* What to work on *
Print the data exactly as it is given, please.

* Data supplied *
════════════════

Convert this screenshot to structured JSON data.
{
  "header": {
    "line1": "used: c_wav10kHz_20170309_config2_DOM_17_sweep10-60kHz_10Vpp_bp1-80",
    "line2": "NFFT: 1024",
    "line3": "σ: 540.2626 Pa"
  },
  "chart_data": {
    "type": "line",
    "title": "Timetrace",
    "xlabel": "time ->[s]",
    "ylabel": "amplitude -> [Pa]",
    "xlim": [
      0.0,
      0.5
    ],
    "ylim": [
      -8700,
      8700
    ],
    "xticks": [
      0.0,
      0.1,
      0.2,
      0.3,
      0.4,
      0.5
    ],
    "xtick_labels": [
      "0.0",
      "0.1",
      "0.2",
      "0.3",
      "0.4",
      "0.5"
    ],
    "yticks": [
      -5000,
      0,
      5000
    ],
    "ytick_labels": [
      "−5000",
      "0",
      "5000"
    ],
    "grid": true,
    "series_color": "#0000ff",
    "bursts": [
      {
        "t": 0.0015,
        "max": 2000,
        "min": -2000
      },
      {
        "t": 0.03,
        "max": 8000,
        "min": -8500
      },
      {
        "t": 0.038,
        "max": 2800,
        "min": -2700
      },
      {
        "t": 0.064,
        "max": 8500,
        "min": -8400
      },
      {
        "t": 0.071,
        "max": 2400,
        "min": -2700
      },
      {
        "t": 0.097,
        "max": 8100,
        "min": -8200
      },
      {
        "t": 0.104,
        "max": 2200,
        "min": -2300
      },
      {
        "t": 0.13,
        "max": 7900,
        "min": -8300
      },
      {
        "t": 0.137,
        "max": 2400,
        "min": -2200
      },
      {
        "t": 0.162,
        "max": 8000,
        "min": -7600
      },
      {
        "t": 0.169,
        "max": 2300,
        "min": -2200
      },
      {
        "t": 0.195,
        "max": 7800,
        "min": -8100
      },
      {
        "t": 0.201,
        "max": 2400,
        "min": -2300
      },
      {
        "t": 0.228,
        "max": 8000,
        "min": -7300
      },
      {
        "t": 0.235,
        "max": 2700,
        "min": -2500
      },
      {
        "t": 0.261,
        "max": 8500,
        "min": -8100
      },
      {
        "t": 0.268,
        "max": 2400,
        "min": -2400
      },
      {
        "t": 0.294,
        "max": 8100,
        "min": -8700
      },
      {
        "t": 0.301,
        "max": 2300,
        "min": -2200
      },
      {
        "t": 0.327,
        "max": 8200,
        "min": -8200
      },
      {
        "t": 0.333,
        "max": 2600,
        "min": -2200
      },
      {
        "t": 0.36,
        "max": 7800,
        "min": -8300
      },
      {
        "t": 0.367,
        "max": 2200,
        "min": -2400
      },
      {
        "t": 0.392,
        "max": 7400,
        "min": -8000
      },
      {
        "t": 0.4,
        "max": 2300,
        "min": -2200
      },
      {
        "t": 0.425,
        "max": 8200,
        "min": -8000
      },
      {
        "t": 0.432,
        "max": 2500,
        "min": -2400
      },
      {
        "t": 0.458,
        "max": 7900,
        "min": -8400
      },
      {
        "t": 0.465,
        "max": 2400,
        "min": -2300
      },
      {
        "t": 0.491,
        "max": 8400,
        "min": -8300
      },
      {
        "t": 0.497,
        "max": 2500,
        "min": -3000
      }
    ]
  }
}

════════════════

* Correct output *
Convert this screenshot to structured JSON data.
{
  "header": {
    "line1": "used: c_wav10kHz_20170309_config2_DOM_17_sweep10-60kHz_10Vpp_bp1-80",
    "line2": "NFFT: 1024",
    "line3": "σ: 540.2626 Pa"
  },
  "chart_data": {
    "type": "line",
    "title": "Timetrace",
    "xlabel": "time ->[s]",
    "ylabel": "amplitude -> [Pa]",
    "xlim": [
      0.0,
      0.5
    ],
    "ylim": [
      -8700,
      8700
    ],
    "xticks": [
      0.0,
      0.1,
      0.2,
      0.3,
      0.4,
      0.5
    ],
    "xtick_labels": [
      "0.0",
      "0.1",
      "0.2",
      "0.3",
      "0.4",
      "0.5"
    ],
    "yticks": [
      -5000,
      0,
      5000
    ],
    "ytick_labels": [
      "−5000",
      "0",
      "5000"
    ],
    "grid": true,
    "series_color": "#0000ff",
    "bursts": [
      {
        "t": 0.0015,
        "max": 2000,
        "min": -2000
      },
      {
        "t": 0.03,
        "max": 8000,
        "min": -8500
      },
      {
        "t": 0.038,
        "max": 2800,
        "min": -2700
      },
      {
        "t": 0.064,
        "max": 8500,
        "min": -8400
      },
      {
        "t": 0.071,
        "max": 2400,
        "min": -2700
      },
      {
        "t": 0.097,
        "max": 8100,
        "min": -8200
      },
      {
        "t": 0.104,
        "max": 2200,
        "min": -2300
      },
      {
        "t": 0.13,
        "max": 7900,
        "min": -8300
      },
      {
        "t": 0.137,
        "max": 2400,
        "min": -2200
      },
      {
        "t": 0.162,
        "max": 8000,
        "min": -7600
      },
      {
        "t": 0.169,
        "max": 2300,
        "min": -2200
      },
      {
        "t": 0.195,
        "max": 7800,
        "min": -8100
      },
      {
        "t": 0.201,
        "max": 2400,
        "min": -2300
      },
      {
        "t": 0.228,
        "max": 8000,
        "min": -7300
      },
      {
        "t": 0.235,
        "max": 2700,
        "min": -2500
      },
      {
        "t": 0.261,
        "max": 8500,
        "min": -8100
      },
      {
        "t": 0.268,
        "max": 2400,
        "min": -2400
      },
      {
        "t": 0.294,
        "max": 8100,
        "min": -8700
      },
      {
        "t": 0.301,
        "max": 2300,
        "min": -2200
      },
      {
        "t": 0.327,
        "max": 8200,
        "min": -8200
      },
      {
        "t": 0.333,
        "max": 2600,
        "min": -2200
      },
      {
        "t": 0.36,
        "max": 7800,
        "min": -8300
      },
      {
        "t": 0.367,
        "max": 2200,
        "min": -2400
      },
      {
        "t": 0.392,
        "max": 7400,
        "min": -8000
      },
      {
        "t": 0.4,
        "max": 2300,
        "min": -2200
      },
      {
        "t": 0.425,
        "max": 8200,
        "min": -8000
      },
      {
        "t": 0.432,
        "max": 2500,
        "min": -2400
      },
      {
        "t": 0.458,
        "max": 7900,
        "min": -8400
      },
      {
        "t": 0.465,
        "max": 2400,
        "min": -2300
      },
      {
        "t": 0.491,
        "max": 8400,
        "min": -8300
      },
      {
        "t": 0.497,
        "max": 2500,
        "min": -3000
      }
    ]
  }
}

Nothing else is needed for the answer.